* begin The data *

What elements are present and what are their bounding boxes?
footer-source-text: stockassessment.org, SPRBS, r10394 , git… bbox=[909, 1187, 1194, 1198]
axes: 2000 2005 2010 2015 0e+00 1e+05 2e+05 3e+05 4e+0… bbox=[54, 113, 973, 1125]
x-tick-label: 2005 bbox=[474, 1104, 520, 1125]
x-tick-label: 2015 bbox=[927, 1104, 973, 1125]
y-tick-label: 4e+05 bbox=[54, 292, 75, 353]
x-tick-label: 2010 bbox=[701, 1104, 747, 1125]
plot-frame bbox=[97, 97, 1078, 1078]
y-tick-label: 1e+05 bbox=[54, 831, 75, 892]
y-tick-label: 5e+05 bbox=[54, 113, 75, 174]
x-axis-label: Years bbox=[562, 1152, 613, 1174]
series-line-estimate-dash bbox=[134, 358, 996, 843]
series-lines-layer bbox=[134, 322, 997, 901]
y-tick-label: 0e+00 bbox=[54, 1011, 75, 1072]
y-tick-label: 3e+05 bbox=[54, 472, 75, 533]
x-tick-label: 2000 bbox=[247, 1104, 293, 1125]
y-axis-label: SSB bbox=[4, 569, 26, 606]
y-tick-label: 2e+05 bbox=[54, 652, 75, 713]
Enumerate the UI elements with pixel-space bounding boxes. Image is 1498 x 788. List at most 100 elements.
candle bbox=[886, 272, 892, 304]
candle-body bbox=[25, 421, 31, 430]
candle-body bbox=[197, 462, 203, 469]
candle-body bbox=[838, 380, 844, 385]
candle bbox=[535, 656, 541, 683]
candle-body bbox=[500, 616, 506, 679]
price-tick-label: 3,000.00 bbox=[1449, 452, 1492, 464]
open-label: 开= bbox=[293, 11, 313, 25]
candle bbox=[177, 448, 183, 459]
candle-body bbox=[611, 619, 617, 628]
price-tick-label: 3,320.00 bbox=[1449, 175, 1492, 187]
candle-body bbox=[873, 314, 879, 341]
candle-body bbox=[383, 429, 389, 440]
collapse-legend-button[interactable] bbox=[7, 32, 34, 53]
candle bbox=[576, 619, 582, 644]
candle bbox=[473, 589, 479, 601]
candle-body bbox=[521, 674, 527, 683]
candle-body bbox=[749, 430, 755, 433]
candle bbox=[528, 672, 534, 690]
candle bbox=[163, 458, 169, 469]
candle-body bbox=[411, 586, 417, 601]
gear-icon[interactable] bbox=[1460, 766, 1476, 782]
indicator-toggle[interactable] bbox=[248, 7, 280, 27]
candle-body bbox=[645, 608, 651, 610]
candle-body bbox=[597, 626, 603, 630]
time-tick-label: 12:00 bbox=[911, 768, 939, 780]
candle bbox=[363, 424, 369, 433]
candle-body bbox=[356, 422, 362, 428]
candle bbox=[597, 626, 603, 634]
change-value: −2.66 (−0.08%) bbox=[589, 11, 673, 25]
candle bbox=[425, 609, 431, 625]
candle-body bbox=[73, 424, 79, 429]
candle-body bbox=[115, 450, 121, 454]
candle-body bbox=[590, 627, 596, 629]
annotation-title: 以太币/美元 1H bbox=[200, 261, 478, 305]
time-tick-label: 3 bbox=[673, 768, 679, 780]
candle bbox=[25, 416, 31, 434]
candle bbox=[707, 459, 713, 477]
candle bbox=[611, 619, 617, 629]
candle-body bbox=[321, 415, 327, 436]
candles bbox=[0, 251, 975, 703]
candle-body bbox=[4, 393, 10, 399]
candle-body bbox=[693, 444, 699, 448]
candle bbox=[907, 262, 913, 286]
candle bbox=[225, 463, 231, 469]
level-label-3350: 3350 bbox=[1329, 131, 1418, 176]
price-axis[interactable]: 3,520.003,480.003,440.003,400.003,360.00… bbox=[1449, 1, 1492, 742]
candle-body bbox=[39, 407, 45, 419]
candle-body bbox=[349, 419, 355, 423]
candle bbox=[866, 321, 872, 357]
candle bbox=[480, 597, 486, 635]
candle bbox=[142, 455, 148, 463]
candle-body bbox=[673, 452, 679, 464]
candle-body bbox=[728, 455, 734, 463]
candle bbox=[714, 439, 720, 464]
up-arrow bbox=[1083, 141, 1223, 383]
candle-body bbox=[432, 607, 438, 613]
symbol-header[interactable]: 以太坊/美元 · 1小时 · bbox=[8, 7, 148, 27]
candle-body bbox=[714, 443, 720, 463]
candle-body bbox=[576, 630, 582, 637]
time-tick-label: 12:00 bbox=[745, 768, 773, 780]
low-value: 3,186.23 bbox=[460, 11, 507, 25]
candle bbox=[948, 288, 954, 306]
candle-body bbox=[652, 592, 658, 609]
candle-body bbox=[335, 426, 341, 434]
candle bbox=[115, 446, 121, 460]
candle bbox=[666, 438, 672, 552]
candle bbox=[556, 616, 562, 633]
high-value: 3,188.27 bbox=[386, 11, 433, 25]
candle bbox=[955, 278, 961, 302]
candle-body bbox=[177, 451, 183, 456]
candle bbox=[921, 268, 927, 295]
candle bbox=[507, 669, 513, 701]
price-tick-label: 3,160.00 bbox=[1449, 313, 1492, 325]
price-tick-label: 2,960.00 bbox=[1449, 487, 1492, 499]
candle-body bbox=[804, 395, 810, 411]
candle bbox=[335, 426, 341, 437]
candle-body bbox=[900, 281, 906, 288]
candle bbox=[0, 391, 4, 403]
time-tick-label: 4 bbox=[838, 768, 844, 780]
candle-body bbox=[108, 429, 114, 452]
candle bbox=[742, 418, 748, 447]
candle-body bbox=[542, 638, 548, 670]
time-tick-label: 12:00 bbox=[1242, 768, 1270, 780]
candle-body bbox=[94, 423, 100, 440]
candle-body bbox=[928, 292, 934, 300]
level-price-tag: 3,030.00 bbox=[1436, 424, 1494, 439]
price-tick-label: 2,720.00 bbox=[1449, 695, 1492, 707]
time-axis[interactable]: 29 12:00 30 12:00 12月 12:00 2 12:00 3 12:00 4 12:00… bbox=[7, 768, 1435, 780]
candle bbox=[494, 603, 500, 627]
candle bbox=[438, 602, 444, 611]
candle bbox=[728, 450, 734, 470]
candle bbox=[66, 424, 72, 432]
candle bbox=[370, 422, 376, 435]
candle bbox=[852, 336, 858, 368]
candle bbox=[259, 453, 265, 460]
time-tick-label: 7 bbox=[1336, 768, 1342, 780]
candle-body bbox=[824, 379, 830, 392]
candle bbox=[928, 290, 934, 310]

* end The data *

What needs to be done:
Could you reproduce the material above word for word, leaving every line unchanged?

Response below:
What elements are present and what are their bounding boxes?
footer-source-text: stockassessment.org, SPRBS, r10394 , git… bbox=[909, 1187, 1194, 1198]
axes: 2000 2005 2010 2015 0e+00 1e+05 2e+05 3e+05 4e+0… bbox=[54, 113, 973, 1125]
x-tick-label: 2005 bbox=[474, 1104, 520, 1125]
x-tick-label: 2015 bbox=[927, 1104, 973, 1125]
y-tick-label: 4e+05 bbox=[54, 292, 75, 353]
x-tick-label: 2010 bbox=[701, 1104, 747, 1125]
plot-frame bbox=[97, 97, 1078, 1078]
y-tick-label: 1e+05 bbox=[54, 831, 75, 892]
y-tick-label: 5e+05 bbox=[54, 113, 75, 174]
x-axis-label: Years bbox=[562, 1152, 613, 1174]
series-line-estimate-dash bbox=[134, 358, 996, 843]
series-lines-layer bbox=[134, 322, 997, 901]
y-tick-label: 0e+00 bbox=[54, 1011, 75, 1072]
y-tick-label: 3e+05 bbox=[54, 472, 75, 533]
x-tick-label: 2000 bbox=[247, 1104, 293, 1125]
y-axis-label: SSB bbox=[4, 569, 26, 606]
y-tick-label: 2e+05 bbox=[54, 652, 75, 713]
Enumerate the UI elements with pixel-space bounding boxes. Image is 1498 x 788. List at most 100 elements.
candle bbox=[886, 272, 892, 304]
candle-body bbox=[25, 421, 31, 430]
candle-body bbox=[197, 462, 203, 469]
candle-body bbox=[838, 380, 844, 385]
candle bbox=[535, 656, 541, 683]
candle-body bbox=[500, 616, 506, 679]
price-tick-label: 3,000.00 bbox=[1449, 452, 1492, 464]
open-label: 开= bbox=[293, 11, 313, 25]
candle bbox=[177, 448, 183, 459]
candle-body bbox=[611, 619, 617, 628]
price-tick-label: 3,320.00 bbox=[1449, 175, 1492, 187]
candle-body bbox=[873, 314, 879, 341]
candle-body bbox=[383, 429, 389, 440]
collapse-legend-button[interactable] bbox=[7, 32, 34, 53]
candle bbox=[576, 619, 582, 644]
candle bbox=[473, 589, 479, 601]
candle-body bbox=[521, 674, 527, 683]
candle-body bbox=[749, 430, 755, 433]
candle bbox=[528, 672, 534, 690]
candle bbox=[163, 458, 169, 469]
candle-body bbox=[411, 586, 417, 601]
gear-icon[interactable] bbox=[1460, 766, 1476, 782]
indicator-toggle[interactable] bbox=[248, 7, 280, 27]
candle-body bbox=[645, 608, 651, 610]
candle-body bbox=[597, 626, 603, 630]
time-tick-label: 12:00 bbox=[911, 768, 939, 780]
candle bbox=[363, 424, 369, 433]
candle-body bbox=[356, 422, 362, 428]
candle bbox=[597, 626, 603, 634]
change-value: −2.66 (−0.08%) bbox=[589, 11, 673, 25]
candle bbox=[425, 609, 431, 625]
candle-body bbox=[73, 424, 79, 429]
candle-body bbox=[115, 450, 121, 454]
candle-body bbox=[590, 627, 596, 629]
annotation-title: 以太币/美元 1H bbox=[200, 261, 478, 305]
time-tick-label: 3 bbox=[673, 768, 679, 780]
candle bbox=[25, 416, 31, 434]
candle bbox=[707, 459, 713, 477]
candle bbox=[611, 619, 617, 629]
candle-body bbox=[321, 415, 327, 436]
candles bbox=[0, 251, 975, 703]
candle-body bbox=[4, 393, 10, 399]
candle-body bbox=[693, 444, 699, 448]
candle bbox=[907, 262, 913, 286]
candle bbox=[225, 463, 231, 469]
level-label-3350: 3350 bbox=[1329, 131, 1418, 176]
price-axis[interactable]: 3,520.003,480.003,440.003,400.003,360.00… bbox=[1449, 1, 1492, 742]
candle-body bbox=[39, 407, 45, 419]
candle-body bbox=[349, 419, 355, 423]
candle bbox=[866, 321, 872, 357]
candle bbox=[480, 597, 486, 635]
candle bbox=[142, 455, 148, 463]
candle-body bbox=[673, 452, 679, 464]
candle-body bbox=[728, 455, 734, 463]
candle bbox=[714, 439, 720, 464]
up-arrow bbox=[1083, 141, 1223, 383]
candle-body bbox=[432, 607, 438, 613]
symbol-header[interactable]: 以太坊/美元 · 1小时 · bbox=[8, 7, 148, 27]
candle-body bbox=[714, 443, 720, 463]
candle-body bbox=[576, 630, 582, 637]
time-tick-label: 12:00 bbox=[745, 768, 773, 780]
low-value: 3,186.23 bbox=[460, 11, 507, 25]
candle bbox=[948, 288, 954, 306]
candle-body bbox=[652, 592, 658, 609]
candle-body bbox=[335, 426, 341, 434]
candle bbox=[115, 446, 121, 460]
candle bbox=[666, 438, 672, 552]
candle bbox=[556, 616, 562, 633]
high-value: 3,188.27 bbox=[386, 11, 433, 25]
candle bbox=[955, 278, 961, 302]
candle-body bbox=[177, 451, 183, 456]
candle bbox=[921, 268, 927, 295]
candle bbox=[507, 669, 513, 701]
price-tick-label: 3,160.00 bbox=[1449, 313, 1492, 325]
price-tick-label: 2,960.00 bbox=[1449, 487, 1492, 499]
candle-body bbox=[804, 395, 810, 411]
candle bbox=[335, 426, 341, 437]
candle-body bbox=[900, 281, 906, 288]
candle bbox=[0, 391, 4, 403]
time-tick-label: 4 bbox=[838, 768, 844, 780]
candle-body bbox=[108, 429, 114, 452]
candle bbox=[742, 418, 748, 447]
candle-body bbox=[542, 638, 548, 670]
time-tick-label: 12:00 bbox=[1242, 768, 1270, 780]
candle-body bbox=[94, 423, 100, 440]
candle-body bbox=[928, 292, 934, 300]
level-price-tag: 3,030.00 bbox=[1436, 424, 1494, 439]
price-tick-label: 2,720.00 bbox=[1449, 695, 1492, 707]
time-axis[interactable]: 29 12:00 30 12:00 12月 12:00 2 12:00 3 12:00 4 12:00… bbox=[7, 768, 1435, 780]
candle bbox=[494, 603, 500, 627]
candle bbox=[438, 602, 444, 611]
candle bbox=[728, 450, 734, 470]
candle bbox=[66, 424, 72, 432]
candle bbox=[370, 422, 376, 435]
candle bbox=[852, 336, 858, 368]
candle bbox=[259, 453, 265, 460]
time-tick-label: 7 bbox=[1336, 768, 1342, 780]
candle-body bbox=[824, 379, 830, 392]
candle bbox=[928, 290, 934, 310]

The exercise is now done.